• [TASK BRIEF]
Print the entire listing. Each line must match the original exactly.

• [INPUT]
- - -

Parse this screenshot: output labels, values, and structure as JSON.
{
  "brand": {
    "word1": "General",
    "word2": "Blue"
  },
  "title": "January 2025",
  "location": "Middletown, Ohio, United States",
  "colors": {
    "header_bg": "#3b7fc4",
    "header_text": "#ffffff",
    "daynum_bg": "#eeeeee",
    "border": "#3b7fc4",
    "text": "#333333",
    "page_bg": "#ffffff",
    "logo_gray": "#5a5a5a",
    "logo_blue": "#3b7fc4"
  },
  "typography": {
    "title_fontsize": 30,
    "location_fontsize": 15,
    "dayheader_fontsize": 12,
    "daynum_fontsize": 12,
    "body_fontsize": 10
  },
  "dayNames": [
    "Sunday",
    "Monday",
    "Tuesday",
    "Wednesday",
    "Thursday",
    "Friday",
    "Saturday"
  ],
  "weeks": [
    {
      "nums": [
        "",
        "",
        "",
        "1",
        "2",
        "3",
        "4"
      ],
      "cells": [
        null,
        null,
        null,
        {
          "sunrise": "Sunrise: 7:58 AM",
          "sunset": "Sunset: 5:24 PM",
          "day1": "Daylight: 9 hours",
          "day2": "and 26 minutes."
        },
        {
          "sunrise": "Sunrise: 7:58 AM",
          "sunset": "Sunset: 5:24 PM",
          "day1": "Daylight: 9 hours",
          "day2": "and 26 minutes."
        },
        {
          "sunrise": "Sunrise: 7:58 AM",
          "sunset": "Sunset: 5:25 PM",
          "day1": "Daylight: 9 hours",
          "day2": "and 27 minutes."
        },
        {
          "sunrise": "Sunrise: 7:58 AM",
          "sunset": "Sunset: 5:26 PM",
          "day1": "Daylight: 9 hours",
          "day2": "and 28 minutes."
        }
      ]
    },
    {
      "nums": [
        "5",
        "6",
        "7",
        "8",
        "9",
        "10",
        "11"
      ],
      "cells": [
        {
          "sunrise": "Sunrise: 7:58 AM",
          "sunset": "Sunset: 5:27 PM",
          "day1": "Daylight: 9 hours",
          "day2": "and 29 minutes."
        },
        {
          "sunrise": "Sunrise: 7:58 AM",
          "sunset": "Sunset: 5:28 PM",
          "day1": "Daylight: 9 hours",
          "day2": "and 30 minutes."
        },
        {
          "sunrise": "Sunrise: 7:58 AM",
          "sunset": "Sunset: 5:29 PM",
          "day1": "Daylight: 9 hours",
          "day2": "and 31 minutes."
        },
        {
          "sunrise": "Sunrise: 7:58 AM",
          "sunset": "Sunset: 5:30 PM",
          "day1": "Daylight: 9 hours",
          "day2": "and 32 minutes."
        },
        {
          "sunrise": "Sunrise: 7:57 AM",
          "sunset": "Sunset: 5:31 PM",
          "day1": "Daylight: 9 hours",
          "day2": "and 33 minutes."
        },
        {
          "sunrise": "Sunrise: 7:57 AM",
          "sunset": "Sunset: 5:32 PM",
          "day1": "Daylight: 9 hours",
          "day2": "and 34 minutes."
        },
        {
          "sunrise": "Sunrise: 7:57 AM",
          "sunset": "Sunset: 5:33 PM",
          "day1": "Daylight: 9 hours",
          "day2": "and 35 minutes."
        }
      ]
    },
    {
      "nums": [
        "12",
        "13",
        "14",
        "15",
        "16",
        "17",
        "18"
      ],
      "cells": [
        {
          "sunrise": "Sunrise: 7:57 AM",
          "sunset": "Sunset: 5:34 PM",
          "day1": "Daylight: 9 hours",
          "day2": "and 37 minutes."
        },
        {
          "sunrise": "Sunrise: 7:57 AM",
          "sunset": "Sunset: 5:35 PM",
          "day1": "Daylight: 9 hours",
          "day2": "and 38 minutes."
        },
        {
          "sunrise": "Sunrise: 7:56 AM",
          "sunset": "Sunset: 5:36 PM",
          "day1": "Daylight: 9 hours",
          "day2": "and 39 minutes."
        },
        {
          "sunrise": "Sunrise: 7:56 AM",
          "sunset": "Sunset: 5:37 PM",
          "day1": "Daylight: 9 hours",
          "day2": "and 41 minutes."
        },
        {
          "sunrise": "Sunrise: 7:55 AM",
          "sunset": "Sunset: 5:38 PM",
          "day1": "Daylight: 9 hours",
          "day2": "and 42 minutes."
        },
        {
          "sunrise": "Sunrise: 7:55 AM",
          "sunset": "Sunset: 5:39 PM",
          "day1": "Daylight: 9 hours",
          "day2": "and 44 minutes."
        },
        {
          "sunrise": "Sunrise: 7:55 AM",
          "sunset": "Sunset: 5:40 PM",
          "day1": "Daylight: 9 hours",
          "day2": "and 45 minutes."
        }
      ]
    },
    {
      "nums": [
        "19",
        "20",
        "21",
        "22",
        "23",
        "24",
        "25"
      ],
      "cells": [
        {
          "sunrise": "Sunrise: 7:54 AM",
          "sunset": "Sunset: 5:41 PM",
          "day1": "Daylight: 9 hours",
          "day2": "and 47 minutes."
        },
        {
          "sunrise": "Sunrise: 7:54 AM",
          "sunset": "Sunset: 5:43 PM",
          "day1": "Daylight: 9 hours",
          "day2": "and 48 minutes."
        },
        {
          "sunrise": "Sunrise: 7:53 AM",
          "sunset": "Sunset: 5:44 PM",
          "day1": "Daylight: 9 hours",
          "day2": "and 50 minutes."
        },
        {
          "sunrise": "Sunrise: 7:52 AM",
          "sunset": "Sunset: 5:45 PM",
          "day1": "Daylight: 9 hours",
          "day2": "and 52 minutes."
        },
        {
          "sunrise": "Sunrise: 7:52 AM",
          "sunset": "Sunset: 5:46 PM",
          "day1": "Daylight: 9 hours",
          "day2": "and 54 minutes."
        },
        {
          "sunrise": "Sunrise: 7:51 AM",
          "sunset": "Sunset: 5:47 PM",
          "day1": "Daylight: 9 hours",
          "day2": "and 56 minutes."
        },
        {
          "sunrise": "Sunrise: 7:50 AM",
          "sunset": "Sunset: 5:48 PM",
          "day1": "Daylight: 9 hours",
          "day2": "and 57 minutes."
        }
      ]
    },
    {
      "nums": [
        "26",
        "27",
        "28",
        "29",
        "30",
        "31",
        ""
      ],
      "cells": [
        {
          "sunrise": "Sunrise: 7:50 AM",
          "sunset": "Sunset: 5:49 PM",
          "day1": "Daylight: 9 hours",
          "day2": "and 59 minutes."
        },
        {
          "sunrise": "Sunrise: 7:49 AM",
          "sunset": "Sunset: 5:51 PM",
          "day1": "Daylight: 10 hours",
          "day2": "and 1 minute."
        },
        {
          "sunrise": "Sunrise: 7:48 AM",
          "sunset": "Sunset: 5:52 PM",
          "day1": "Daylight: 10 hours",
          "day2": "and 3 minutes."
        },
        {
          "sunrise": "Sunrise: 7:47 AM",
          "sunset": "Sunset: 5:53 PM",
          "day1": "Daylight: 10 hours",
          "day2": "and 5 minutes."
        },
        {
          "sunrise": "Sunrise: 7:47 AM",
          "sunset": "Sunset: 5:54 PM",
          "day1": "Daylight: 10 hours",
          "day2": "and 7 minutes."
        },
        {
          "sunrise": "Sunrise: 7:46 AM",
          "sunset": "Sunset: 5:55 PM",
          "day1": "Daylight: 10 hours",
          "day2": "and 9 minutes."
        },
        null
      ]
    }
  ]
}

- - -

• [COMPLETE ANSWER]
Parse this screenshot: output labels, values, and structure as JSON.
{
  "brand": {
    "word1": "General",
    "word2": "Blue"
  },
  "title": "January 2025",
  "location": "Middletown, Ohio, United States",
  "colors": {
    "header_bg": "#3b7fc4",
    "header_text": "#ffffff",
    "daynum_bg": "#eeeeee",
    "border": "#3b7fc4",
    "text": "#333333",
    "page_bg": "#ffffff",
    "logo_gray": "#5a5a5a",
    "logo_blue": "#3b7fc4"
  },
  "typography": {
    "title_fontsize": 30,
    "location_fontsize": 15,
    "dayheader_fontsize": 12,
    "daynum_fontsize": 12,
    "body_fontsize": 10
  },
  "dayNames": [
    "Sunday",
    "Monday",
    "Tuesday",
    "Wednesday",
    "Thursday",
    "Friday",
    "Saturday"
  ],
  "weeks": [
    {
      "nums": [
        "",
        "",
        "",
        "1",
        "2",
        "3",
        "4"
      ],
      "cells": [
        null,
        null,
        null,
        {
          "sunrise": "Sunrise: 7:58 AM",
          "sunset": "Sunset: 5:24 PM",
          "day1": "Daylight: 9 hours",
          "day2": "and 26 minutes."
        },
        {
          "sunrise": "Sunrise: 7:58 AM",
          "sunset": "Sunset: 5:24 PM",
          "day1": "Daylight: 9 hours",
          "day2": "and 26 minutes."
        },
        {
          "sunrise": "Sunrise: 7:58 AM",
          "sunset": "Sunset: 5:25 PM",
          "day1": "Daylight: 9 hours",
          "day2": "and 27 minutes."
        },
        {
          "sunrise": "Sunrise: 7:58 AM",
          "sunset": "Sunset: 5:26 PM",
          "day1": "Daylight: 9 hours",
          "day2": "and 28 minutes."
        }
      ]
    },
    {
      "nums": [
        "5",
        "6",
        "7",
        "8",
        "9",
        "10",
        "11"
      ],
      "cells": [
        {
          "sunrise": "Sunrise: 7:58 AM",
          "sunset": "Sunset: 5:27 PM",
          "day1": "Daylight: 9 hours",
          "day2": "and 29 minutes."
        },
        {
          "sunrise": "Sunrise: 7:58 AM",
          "sunset": "Sunset: 5:28 PM",
          "day1": "Daylight: 9 hours",
          "day2": "and 30 minutes."
        },
        {
          "sunrise": "Sunrise: 7:58 AM",
          "sunset": "Sunset: 5:29 PM",
          "day1": "Daylight: 9 hours",
          "day2": "and 31 minutes."
        },
        {
          "sunrise": "Sunrise: 7:58 AM",
          "sunset": "Sunset: 5:30 PM",
          "day1": "Daylight: 9 hours",
          "day2": "and 32 minutes."
        },
        {
          "sunrise": "Sunrise: 7:57 AM",
          "sunset": "Sunset: 5:31 PM",
          "day1": "Daylight: 9 hours",
          "day2": "and 33 minutes."
        },
        {
          "sunrise": "Sunrise: 7:57 AM",
          "sunset": "Sunset: 5:32 PM",
          "day1": "Daylight: 9 hours",
          "day2": "and 34 minutes."
        },
        {
          "sunrise": "Sunrise: 7:57 AM",
          "sunset": "Sunset: 5:33 PM",
          "day1": "Daylight: 9 hours",
          "day2": "and 35 minutes."
        }
      ]
    },
    {
      "nums": [
        "12",
        "13",
        "14",
        "15",
        "16",
        "17",
        "18"
      ],
      "cells": [
        {
          "sunrise": "Sunrise: 7:57 AM",
          "sunset": "Sunset: 5:34 PM",
          "day1": "Daylight: 9 hours",
          "day2": "and 37 minutes."
        },
        {
          "sunrise": "Sunrise: 7:57 AM",
          "sunset": "Sunset: 5:35 PM",
          "day1": "Daylight: 9 hours",
          "day2": "and 38 minutes."
        },
        {
          "sunrise": "Sunrise: 7:56 AM",
          "sunset": "Sunset: 5:36 PM",
          "day1": "Daylight: 9 hours",
          "day2": "and 39 minutes."
        },
        {
          "sunrise": "Sunrise: 7:56 AM",
          "sunset": "Sunset: 5:37 PM",
          "day1": "Daylight: 9 hours",
          "day2": "and 41 minutes."
        },
        {
          "sunrise": "Sunrise: 7:55 AM",
          "sunset": "Sunset: 5:38 PM",
          "day1": "Daylight: 9 hours",
          "day2": "and 42 minutes."
        },
        {
          "sunrise": "Sunrise: 7:55 AM",
          "sunset": "Sunset: 5:39 PM",
          "day1": "Daylight: 9 hours",
          "day2": "and 44 minutes."
        },
        {
          "sunrise": "Sunrise: 7:55 AM",
          "sunset": "Sunset: 5:40 PM",
          "day1": "Daylight: 9 hours",
          "day2": "and 45 minutes."
        }
      ]
    },
    {
      "nums": [
        "19",
        "20",
        "21",
        "22",
        "23",
        "24",
        "25"
      ],
      "cells": [
        {
          "sunrise": "Sunrise: 7:54 AM",
          "sunset": "Sunset: 5:41 PM",
          "day1": "Daylight: 9 hours",
          "day2": "and 47 minutes."
        },
        {
          "sunrise": "Sunrise: 7:54 AM",
          "sunset": "Sunset: 5:43 PM",
          "day1": "Daylight: 9 hours",
          "day2": "and 48 minutes."
        },
        {
          "sunrise": "Sunrise: 7:53 AM",
          "sunset": "Sunset: 5:44 PM",
          "day1": "Daylight: 9 hours",
          "day2": "and 50 minutes."
        },
        {
          "sunrise": "Sunrise: 7:52 AM",
          "sunset": "Sunset: 5:45 PM",
          "day1": "Daylight: 9 hours",
          "day2": "and 52 minutes."
        },
        {
          "sunrise": "Sunrise: 7:52 AM",
          "sunset": "Sunset: 5:46 PM",
          "day1": "Daylight: 9 hours",
          "day2": "and 54 minutes."
        },
        {
          "sunrise": "Sunrise: 7:51 AM",
          "sunset": "Sunset: 5:47 PM",
          "day1": "Daylight: 9 hours",
          "day2": "and 56 minutes."
        },
        {
          "sunrise": "Sunrise: 7:50 AM",
          "sunset": "Sunset: 5:48 PM",
          "day1": "Daylight: 9 hours",
          "day2": "and 57 minutes."
        }
      ]
    },
    {
      "nums": [
        "26",
        "27",
        "28",
        "29",
        "30",
        "31",
        ""
      ],
      "cells": [
        {
          "sunrise": "Sunrise: 7:50 AM",
          "sunset": "Sunset: 5:49 PM",
          "day1": "Daylight: 9 hours",
          "day2": "and 59 minutes."
        },
        {
          "sunrise": "Sunrise: 7:49 AM",
          "sunset": "Sunset: 5:51 PM",
          "day1": "Daylight: 10 hours",
          "day2": "and 1 minute."
        },
        {
          "sunrise": "Sunrise: 7:48 AM",
          "sunset": "Sunset: 5:52 PM",
          "day1": "Daylight: 10 hours",
          "day2": "and 3 minutes."
        },
        {
          "sunrise": "Sunrise: 7:47 AM",
          "sunset": "Sunset: 5:53 PM",
          "day1": "Daylight: 10 hours",
          "day2": "and 5 minutes."
        },
        {
          "sunrise": "Sunrise: 7:47 AM",
          "sunset": "Sunset: 5:54 PM",
          "day1": "Daylight: 10 hours",
          "day2": "and 7 minutes."
        },
        {
          "sunrise": "Sunrise: 7:46 AM",
          "sunset": "Sunset: 5:55 PM",
          "day1": "Daylight: 10 hours",
          "day2": "and 9 minutes."
        },
        null
      ]
    }
  ]
}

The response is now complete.